What the exercise asks:
The records below must be transcribed exactly. Do not include the pictures.

Dataset entries on figures:
● ● ● ●

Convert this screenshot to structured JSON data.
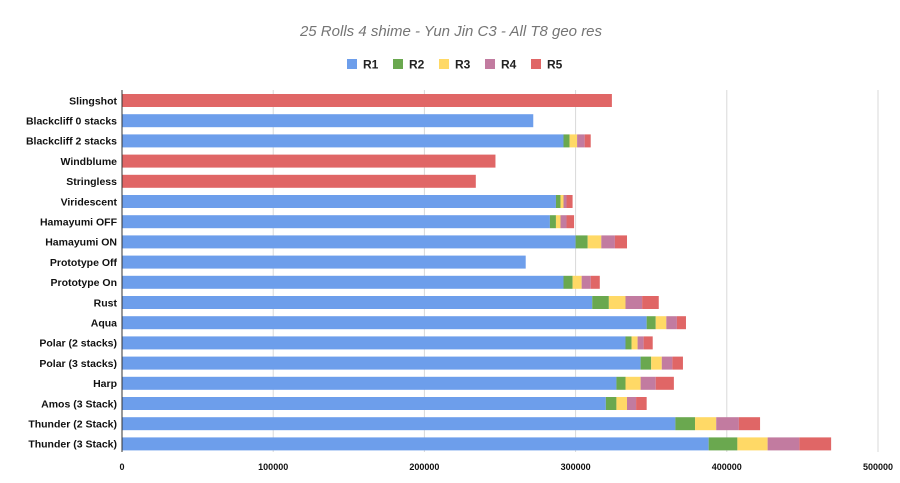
{
  "chart_data": {
    "type": "bar",
    "orientation": "horizontal",
    "stacked": true,
    "title": "25 Rolls 4 shime - Yun Jin C3 - All T8 geo res",
    "xlabel": "",
    "ylabel": "",
    "xlim": [
      0,
      500000
    ],
    "xticks": [
      0,
      100000,
      200000,
      300000,
      400000,
      500000
    ],
    "grid": true,
    "legend_position": "top",
    "categories": [
      "Slingshot",
      "Blackcliff 0 stacks",
      "Blackcliff 2 stacks",
      "Windblume",
      "Stringless",
      "Viridescent",
      "Hamayumi OFF",
      "Hamayumi ON",
      "Prototype Off",
      "Prototype On",
      "Rust",
      "Aqua",
      "Polar (2 stacks)",
      "Polar (3 stacks)",
      "Harp",
      "Amos (3 Stack)",
      "Thunder (2 Stack)",
      "Thunder (3 Stack)"
    ],
    "series": [
      {
        "name": "R1",
        "color": "#6d9eeb",
        "values": [
          0,
          272000,
          292000,
          0,
          0,
          287000,
          283000,
          300000,
          267000,
          292000,
          311000,
          347000,
          333000,
          343000,
          327000,
          320000,
          366000,
          388000
        ]
      },
      {
        "name": "R2",
        "color": "#6aa84f",
        "values": [
          0,
          0,
          4000,
          0,
          0,
          3000,
          4000,
          8000,
          0,
          6000,
          11000,
          6000,
          4000,
          7000,
          6000,
          7000,
          13000,
          19000
        ]
      },
      {
        "name": "R3",
        "color": "#ffd966",
        "values": [
          0,
          0,
          5000,
          0,
          0,
          2000,
          3000,
          9000,
          0,
          6000,
          11000,
          7000,
          4000,
          7000,
          10000,
          7000,
          14000,
          20000
        ]
      },
      {
        "name": "R4",
        "color": "#c27ba0",
        "values": [
          0,
          0,
          5000,
          0,
          0,
          2000,
          4000,
          9000,
          0,
          6000,
          11000,
          7000,
          4000,
          7000,
          10000,
          6000,
          15000,
          21000
        ]
      },
      {
        "name": "R5",
        "color": "#e06666",
        "values": [
          324000,
          0,
          4000,
          247000,
          234000,
          4000,
          5000,
          8000,
          0,
          6000,
          11000,
          6000,
          6000,
          7000,
          12000,
          7000,
          14000,
          21000
        ]
      }
    ]
  }
}
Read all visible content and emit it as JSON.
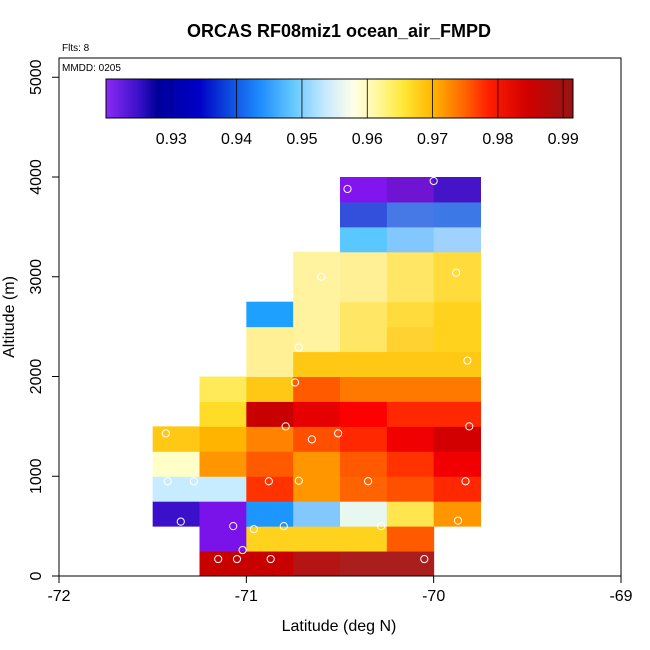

● ● ● ●

Answer to the task:
Convert this screenshot to structured JSON data.
{
  "chart_data": {
    "type": "bar",
    "orientation": "horizontal",
    "stacked": true,
    "title": "25 Rolls 4 shime - Yun Jin C3 - All T8 geo res",
    "xlabel": "",
    "ylabel": "",
    "xlim": [
      0,
      500000
    ],
    "xticks": [
      0,
      100000,
      200000,
      300000,
      400000,
      500000
    ],
    "grid": true,
    "legend_position": "top",
    "categories": [
      "Slingshot",
      "Blackcliff 0 stacks",
      "Blackcliff 2 stacks",
      "Windblume",
      "Stringless",
      "Viridescent",
      "Hamayumi OFF",
      "Hamayumi ON",
      "Prototype Off",
      "Prototype On",
      "Rust",
      "Aqua",
      "Polar (2 stacks)",
      "Polar (3 stacks)",
      "Harp",
      "Amos (3 Stack)",
      "Thunder (2 Stack)",
      "Thunder (3 Stack)"
    ],
    "series": [
      {
        "name": "R1",
        "color": "#6d9eeb",
        "values": [
          0,
          272000,
          292000,
          0,
          0,
          287000,
          283000,
          300000,
          267000,
          292000,
          311000,
          347000,
          333000,
          343000,
          327000,
          320000,
          366000,
          388000
        ]
      },
      {
        "name": "R2",
        "color": "#6aa84f",
        "values": [
          0,
          0,
          4000,
          0,
          0,
          3000,
          4000,
          8000,
          0,
          6000,
          11000,
          6000,
          4000,
          7000,
          6000,
          7000,
          13000,
          19000
        ]
      },
      {
        "name": "R3",
        "color": "#ffd966",
        "values": [
          0,
          0,
          5000,
          0,
          0,
          2000,
          3000,
          9000,
          0,
          6000,
          11000,
          7000,
          4000,
          7000,
          10000,
          7000,
          14000,
          20000
        ]
      },
      {
        "name": "R4",
        "color": "#c27ba0",
        "values": [
          0,
          0,
          5000,
          0,
          0,
          2000,
          4000,
          9000,
          0,
          6000,
          11000,
          7000,
          4000,
          7000,
          10000,
          6000,
          15000,
          21000
        ]
      },
      {
        "name": "R5",
        "color": "#e06666",
        "values": [
          324000,
          0,
          4000,
          247000,
          234000,
          4000,
          5000,
          8000,
          0,
          6000,
          11000,
          6000,
          6000,
          7000,
          12000,
          7000,
          14000,
          21000
        ]
      }
    ]
  }
}
Read all visible content and emit it as JSON.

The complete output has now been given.